**Short task**. Starting at the first line of the data and ending at the line containing "y-tick-label: 10 <box>60 155 72 167</box>", rename every occurrence of "x-tick-label" to "x-axis-tick" and reproduce those lines with no other change.
>> begin Records for processing
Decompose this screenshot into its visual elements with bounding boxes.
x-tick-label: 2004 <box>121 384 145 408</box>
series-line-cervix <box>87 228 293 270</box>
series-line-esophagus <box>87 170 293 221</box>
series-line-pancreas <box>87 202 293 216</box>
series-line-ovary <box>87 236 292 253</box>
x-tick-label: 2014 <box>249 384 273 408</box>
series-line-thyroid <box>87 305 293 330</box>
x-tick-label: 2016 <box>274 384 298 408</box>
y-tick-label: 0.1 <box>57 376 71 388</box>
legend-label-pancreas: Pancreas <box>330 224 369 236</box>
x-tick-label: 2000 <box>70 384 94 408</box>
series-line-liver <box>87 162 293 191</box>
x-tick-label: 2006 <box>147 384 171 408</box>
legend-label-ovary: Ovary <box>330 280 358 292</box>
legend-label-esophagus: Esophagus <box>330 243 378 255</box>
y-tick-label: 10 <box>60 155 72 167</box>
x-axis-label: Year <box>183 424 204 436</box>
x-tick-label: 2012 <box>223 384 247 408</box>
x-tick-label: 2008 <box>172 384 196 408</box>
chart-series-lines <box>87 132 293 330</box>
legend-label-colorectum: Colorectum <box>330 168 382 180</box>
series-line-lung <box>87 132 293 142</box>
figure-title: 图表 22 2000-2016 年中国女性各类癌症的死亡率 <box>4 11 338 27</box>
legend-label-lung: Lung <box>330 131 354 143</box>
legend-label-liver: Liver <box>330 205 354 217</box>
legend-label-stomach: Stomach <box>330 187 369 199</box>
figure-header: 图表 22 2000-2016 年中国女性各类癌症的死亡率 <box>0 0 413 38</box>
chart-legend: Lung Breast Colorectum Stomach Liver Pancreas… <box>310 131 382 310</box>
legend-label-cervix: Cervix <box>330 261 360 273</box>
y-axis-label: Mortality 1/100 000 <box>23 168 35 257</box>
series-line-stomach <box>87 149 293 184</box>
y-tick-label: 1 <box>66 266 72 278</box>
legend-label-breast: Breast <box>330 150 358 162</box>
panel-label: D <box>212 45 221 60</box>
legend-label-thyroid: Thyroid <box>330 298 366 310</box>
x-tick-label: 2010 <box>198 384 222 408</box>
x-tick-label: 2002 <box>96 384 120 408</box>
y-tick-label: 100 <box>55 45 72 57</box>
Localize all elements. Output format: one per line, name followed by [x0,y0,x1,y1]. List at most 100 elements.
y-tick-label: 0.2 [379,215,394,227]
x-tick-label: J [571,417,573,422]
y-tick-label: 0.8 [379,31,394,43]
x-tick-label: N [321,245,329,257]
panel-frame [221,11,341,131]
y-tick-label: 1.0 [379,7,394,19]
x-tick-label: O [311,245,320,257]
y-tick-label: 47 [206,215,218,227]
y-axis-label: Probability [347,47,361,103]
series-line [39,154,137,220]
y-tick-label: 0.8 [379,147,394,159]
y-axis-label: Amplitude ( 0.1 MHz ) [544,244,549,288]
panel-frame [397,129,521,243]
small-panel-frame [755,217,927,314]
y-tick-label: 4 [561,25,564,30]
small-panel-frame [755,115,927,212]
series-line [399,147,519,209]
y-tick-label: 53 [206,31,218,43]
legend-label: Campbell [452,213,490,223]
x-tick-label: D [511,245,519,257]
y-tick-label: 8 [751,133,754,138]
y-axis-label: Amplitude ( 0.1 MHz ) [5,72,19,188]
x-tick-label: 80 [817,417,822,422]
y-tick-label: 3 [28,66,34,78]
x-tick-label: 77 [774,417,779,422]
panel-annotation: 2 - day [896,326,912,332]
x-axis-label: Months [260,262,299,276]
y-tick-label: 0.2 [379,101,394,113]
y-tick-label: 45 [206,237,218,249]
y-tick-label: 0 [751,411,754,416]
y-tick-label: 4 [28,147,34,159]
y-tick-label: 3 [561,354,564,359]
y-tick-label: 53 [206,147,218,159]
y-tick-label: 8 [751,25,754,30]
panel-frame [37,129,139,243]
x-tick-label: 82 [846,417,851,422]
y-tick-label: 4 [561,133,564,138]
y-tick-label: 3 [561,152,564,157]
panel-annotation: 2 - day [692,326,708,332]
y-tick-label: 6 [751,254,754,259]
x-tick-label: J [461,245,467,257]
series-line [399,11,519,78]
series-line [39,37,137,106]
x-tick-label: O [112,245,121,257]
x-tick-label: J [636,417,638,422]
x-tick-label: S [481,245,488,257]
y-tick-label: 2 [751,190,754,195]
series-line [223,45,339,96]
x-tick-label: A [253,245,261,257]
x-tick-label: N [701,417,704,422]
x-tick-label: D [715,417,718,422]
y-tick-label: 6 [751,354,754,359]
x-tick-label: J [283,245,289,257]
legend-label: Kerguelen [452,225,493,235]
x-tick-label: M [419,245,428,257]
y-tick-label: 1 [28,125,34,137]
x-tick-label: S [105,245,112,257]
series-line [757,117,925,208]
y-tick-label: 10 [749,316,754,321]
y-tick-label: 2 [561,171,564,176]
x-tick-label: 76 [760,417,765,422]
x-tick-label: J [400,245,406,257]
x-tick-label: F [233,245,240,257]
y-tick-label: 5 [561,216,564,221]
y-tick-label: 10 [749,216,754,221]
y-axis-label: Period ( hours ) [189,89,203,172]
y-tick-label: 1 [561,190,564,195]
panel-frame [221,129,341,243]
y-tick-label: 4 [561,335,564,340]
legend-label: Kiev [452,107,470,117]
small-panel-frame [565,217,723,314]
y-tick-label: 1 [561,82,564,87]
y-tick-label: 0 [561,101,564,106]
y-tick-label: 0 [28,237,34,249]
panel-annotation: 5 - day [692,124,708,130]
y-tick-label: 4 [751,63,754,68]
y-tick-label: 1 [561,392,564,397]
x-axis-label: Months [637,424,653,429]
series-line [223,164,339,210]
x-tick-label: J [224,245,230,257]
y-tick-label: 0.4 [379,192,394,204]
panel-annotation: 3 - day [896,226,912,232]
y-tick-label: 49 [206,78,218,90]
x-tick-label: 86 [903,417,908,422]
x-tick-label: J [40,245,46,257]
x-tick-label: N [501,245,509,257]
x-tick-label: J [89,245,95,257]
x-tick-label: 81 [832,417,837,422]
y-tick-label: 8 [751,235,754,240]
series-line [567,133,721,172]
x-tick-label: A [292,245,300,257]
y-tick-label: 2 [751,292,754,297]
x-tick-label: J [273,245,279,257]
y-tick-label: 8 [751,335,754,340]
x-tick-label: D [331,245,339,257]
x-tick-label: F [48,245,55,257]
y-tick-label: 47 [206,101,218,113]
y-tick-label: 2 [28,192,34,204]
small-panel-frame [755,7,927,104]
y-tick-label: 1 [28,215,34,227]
>> end Records for processing
**Output below**.
Decompose this screenshot into its visual elements with bounding boxes.
x-axis-tick: 2004 <box>121 384 145 408</box>
series-line-cervix <box>87 228 293 270</box>
series-line-esophagus <box>87 170 293 221</box>
series-line-pancreas <box>87 202 293 216</box>
series-line-ovary <box>87 236 292 253</box>
x-axis-tick: 2014 <box>249 384 273 408</box>
series-line-thyroid <box>87 305 293 330</box>
x-axis-tick: 2016 <box>274 384 298 408</box>
y-tick-label: 0.1 <box>57 376 71 388</box>
legend-label-pancreas: Pancreas <box>330 224 369 236</box>
x-axis-tick: 2000 <box>70 384 94 408</box>
series-line-liver <box>87 162 293 191</box>
x-axis-tick: 2006 <box>147 384 171 408</box>
legend-label-ovary: Ovary <box>330 280 358 292</box>
legend-label-esophagus: Esophagus <box>330 243 378 255</box>
y-tick-label: 10 <box>60 155 72 167</box>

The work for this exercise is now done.